Exercise requirements: Count the lines below that contain the word "được", and reply with that number alone.
---------- Records for this exercise ----------
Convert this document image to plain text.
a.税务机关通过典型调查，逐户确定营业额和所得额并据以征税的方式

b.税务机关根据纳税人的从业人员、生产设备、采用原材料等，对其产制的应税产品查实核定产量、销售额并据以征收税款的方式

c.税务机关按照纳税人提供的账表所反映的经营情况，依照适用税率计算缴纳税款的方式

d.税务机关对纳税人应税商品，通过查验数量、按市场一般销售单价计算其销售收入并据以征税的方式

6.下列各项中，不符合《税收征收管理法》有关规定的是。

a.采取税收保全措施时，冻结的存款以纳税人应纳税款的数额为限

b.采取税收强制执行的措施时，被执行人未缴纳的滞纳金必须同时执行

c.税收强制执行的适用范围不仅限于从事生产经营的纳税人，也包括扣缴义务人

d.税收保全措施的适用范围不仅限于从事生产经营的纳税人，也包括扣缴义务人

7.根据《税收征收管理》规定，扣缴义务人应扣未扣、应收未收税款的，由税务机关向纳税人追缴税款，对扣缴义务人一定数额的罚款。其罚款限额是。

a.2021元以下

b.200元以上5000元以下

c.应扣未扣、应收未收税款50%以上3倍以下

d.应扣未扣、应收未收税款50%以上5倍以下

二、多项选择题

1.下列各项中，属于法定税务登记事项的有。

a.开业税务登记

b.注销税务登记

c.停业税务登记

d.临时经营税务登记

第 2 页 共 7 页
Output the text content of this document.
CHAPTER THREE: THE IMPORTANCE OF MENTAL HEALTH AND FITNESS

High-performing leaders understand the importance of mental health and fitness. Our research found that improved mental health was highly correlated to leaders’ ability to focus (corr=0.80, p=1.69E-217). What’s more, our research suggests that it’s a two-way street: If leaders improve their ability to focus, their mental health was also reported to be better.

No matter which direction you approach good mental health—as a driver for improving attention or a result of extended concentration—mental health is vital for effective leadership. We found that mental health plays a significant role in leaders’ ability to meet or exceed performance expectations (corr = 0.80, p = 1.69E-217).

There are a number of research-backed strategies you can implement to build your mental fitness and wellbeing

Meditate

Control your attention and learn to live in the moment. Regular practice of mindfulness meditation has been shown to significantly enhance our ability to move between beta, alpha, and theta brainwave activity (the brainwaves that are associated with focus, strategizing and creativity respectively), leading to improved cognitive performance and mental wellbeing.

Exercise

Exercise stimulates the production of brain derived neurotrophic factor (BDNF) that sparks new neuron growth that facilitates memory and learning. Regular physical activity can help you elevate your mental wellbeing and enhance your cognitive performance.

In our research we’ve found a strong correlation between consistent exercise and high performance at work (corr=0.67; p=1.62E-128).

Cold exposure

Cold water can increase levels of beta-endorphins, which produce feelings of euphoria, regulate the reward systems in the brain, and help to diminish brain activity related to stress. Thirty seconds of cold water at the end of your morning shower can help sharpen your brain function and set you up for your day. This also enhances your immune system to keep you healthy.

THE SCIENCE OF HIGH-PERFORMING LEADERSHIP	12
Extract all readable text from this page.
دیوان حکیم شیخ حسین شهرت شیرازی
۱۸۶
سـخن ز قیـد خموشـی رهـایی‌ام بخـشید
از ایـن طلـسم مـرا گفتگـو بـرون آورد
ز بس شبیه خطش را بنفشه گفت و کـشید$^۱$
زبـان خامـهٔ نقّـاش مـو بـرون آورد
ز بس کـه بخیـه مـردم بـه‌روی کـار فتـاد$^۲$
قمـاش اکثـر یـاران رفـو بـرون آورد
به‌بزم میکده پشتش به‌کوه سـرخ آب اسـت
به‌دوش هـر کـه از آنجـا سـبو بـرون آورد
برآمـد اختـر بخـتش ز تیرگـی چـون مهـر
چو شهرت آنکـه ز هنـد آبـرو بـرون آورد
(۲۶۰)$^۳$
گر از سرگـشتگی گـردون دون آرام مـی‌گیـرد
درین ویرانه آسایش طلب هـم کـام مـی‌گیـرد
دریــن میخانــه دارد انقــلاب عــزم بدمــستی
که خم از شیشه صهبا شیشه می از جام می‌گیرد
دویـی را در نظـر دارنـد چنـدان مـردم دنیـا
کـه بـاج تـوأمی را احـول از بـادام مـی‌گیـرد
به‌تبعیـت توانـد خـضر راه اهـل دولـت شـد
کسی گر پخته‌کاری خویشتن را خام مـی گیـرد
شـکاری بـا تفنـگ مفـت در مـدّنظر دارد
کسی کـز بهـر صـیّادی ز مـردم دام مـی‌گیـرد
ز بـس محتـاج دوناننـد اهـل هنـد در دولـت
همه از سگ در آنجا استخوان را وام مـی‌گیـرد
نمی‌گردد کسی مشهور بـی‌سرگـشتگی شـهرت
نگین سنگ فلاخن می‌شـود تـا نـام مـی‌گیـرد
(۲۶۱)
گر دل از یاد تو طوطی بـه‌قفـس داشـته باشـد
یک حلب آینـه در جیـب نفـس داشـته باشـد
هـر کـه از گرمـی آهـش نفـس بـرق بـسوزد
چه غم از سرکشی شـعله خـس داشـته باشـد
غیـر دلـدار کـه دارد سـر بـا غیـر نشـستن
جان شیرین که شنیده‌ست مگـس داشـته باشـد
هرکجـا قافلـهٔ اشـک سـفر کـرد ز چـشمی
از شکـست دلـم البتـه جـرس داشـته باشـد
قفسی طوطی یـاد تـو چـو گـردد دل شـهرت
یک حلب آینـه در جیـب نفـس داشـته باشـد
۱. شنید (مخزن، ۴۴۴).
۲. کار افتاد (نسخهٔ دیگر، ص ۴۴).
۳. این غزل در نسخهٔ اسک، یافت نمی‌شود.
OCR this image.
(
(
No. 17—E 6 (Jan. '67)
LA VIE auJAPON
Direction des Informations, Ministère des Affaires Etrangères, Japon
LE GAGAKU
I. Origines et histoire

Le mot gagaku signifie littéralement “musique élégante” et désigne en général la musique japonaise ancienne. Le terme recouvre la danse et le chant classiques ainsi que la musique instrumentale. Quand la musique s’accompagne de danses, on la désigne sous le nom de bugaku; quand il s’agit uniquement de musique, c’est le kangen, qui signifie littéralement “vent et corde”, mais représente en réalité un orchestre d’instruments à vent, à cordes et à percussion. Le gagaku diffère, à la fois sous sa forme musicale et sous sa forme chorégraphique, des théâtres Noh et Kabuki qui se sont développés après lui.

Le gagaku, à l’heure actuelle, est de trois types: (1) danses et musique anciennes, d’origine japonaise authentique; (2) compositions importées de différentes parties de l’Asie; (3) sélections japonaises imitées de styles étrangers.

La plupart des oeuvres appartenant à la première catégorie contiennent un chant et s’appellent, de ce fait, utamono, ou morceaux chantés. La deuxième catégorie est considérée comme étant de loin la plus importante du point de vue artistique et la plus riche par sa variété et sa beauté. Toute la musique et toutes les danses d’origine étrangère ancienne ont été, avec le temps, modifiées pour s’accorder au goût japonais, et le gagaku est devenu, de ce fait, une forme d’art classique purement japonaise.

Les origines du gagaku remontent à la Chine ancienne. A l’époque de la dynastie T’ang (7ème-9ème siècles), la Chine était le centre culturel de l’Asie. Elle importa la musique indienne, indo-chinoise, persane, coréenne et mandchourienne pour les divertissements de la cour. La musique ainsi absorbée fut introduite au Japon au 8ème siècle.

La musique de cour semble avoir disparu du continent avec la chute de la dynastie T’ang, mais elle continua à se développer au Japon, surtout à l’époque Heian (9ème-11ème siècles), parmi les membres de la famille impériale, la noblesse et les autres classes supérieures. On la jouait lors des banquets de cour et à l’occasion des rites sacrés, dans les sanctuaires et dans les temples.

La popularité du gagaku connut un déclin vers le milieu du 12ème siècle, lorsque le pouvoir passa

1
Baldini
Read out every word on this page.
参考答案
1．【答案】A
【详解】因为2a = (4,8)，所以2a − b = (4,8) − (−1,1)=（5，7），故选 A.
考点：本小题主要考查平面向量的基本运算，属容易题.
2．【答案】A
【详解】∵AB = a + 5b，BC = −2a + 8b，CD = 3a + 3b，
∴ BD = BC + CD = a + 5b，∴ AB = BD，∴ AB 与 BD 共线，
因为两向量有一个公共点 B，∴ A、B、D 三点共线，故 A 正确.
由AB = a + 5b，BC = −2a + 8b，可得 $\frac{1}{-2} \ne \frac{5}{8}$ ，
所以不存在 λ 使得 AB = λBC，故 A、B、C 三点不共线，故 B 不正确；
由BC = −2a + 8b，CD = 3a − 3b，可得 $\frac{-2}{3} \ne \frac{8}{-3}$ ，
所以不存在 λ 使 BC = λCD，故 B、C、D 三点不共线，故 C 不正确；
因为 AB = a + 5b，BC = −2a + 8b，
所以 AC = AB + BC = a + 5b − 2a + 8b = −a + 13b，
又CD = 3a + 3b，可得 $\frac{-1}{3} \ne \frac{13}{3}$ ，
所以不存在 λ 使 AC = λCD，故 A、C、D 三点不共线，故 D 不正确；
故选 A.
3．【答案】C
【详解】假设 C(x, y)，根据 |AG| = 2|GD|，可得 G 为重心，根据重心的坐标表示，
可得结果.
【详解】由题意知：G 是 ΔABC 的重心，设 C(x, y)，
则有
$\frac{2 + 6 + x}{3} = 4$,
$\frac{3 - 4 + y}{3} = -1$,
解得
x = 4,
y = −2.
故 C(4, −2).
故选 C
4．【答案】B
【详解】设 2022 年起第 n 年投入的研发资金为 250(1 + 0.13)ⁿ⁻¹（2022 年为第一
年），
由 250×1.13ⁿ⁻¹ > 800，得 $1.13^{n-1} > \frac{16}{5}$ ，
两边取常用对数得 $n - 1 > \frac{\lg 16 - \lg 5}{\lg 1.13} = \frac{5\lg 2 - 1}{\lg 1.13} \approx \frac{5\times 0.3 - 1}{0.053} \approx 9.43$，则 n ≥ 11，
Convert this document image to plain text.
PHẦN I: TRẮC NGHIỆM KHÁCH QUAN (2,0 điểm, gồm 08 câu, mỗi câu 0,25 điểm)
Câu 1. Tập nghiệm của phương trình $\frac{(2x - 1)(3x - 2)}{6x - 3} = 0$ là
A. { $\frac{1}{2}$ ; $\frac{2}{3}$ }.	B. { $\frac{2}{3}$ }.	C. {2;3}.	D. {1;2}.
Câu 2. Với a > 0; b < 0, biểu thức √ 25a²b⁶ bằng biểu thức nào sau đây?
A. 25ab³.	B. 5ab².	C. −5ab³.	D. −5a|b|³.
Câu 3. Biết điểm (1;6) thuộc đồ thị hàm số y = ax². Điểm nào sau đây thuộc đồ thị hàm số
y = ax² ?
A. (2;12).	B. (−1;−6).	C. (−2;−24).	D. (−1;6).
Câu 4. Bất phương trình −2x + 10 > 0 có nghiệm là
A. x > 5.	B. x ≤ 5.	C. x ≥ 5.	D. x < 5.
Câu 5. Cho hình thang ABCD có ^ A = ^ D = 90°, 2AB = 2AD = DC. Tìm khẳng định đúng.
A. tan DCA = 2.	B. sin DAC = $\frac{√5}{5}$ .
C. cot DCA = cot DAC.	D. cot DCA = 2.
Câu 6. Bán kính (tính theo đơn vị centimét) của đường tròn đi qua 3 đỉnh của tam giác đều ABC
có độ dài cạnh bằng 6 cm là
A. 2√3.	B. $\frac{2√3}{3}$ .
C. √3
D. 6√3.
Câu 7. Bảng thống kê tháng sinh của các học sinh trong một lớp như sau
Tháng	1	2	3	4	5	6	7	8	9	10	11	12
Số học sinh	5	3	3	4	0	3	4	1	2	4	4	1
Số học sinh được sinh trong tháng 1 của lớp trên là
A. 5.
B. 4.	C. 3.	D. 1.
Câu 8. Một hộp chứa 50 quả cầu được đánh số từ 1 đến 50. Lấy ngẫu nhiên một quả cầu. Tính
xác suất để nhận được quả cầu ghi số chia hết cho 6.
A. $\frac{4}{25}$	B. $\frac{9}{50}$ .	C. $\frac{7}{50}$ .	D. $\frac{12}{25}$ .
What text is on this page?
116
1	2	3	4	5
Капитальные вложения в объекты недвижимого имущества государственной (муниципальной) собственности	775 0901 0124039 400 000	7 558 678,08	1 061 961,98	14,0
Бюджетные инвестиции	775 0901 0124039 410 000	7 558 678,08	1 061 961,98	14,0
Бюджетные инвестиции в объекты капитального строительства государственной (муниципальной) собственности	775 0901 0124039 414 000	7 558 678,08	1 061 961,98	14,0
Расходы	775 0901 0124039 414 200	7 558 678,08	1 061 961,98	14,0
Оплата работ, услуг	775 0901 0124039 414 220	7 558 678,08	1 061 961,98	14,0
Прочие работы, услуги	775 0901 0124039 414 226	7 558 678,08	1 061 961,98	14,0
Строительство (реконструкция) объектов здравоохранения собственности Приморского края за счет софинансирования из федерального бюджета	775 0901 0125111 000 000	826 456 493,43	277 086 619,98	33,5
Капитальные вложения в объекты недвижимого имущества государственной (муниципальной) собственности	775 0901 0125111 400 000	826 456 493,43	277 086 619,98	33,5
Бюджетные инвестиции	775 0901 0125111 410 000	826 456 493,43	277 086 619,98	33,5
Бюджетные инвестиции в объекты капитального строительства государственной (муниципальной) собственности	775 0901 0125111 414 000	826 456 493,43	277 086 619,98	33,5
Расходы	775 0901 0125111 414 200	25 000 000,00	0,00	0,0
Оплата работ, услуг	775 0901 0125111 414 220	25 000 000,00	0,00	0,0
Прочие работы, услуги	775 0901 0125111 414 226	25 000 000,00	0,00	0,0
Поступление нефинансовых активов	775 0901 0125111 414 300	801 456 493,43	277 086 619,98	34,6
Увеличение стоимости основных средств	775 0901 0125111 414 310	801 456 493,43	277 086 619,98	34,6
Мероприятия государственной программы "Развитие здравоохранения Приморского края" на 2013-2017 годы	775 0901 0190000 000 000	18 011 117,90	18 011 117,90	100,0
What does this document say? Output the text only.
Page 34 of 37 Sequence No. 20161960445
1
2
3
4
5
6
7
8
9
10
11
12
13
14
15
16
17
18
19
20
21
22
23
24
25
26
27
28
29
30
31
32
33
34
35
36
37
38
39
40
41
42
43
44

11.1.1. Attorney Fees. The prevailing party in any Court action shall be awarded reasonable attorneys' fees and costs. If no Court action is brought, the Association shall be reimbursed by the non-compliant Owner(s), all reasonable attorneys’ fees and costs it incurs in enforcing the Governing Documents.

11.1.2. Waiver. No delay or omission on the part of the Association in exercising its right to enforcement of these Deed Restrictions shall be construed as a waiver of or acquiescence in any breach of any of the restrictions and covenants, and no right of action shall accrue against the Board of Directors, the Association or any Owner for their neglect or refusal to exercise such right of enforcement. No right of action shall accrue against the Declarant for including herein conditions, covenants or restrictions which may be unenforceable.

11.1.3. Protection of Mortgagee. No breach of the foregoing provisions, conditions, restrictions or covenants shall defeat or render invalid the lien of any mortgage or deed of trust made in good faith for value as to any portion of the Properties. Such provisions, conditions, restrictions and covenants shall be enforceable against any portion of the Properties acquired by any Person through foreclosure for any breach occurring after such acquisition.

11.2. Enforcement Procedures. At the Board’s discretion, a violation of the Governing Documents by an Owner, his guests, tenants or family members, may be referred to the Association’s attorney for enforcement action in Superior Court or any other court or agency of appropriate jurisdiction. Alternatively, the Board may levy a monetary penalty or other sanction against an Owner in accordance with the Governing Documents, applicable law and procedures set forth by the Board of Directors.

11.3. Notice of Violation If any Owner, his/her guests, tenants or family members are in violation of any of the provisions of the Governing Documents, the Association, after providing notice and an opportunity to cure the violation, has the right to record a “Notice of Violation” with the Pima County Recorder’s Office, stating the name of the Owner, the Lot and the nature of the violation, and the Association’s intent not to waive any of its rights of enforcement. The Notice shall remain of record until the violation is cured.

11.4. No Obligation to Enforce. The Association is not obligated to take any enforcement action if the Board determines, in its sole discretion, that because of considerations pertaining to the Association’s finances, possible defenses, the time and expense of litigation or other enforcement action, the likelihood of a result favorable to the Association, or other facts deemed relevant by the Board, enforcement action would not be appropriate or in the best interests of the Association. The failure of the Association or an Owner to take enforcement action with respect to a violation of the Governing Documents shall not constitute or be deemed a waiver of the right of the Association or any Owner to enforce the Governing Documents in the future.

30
----------
Solution to this exercise: 3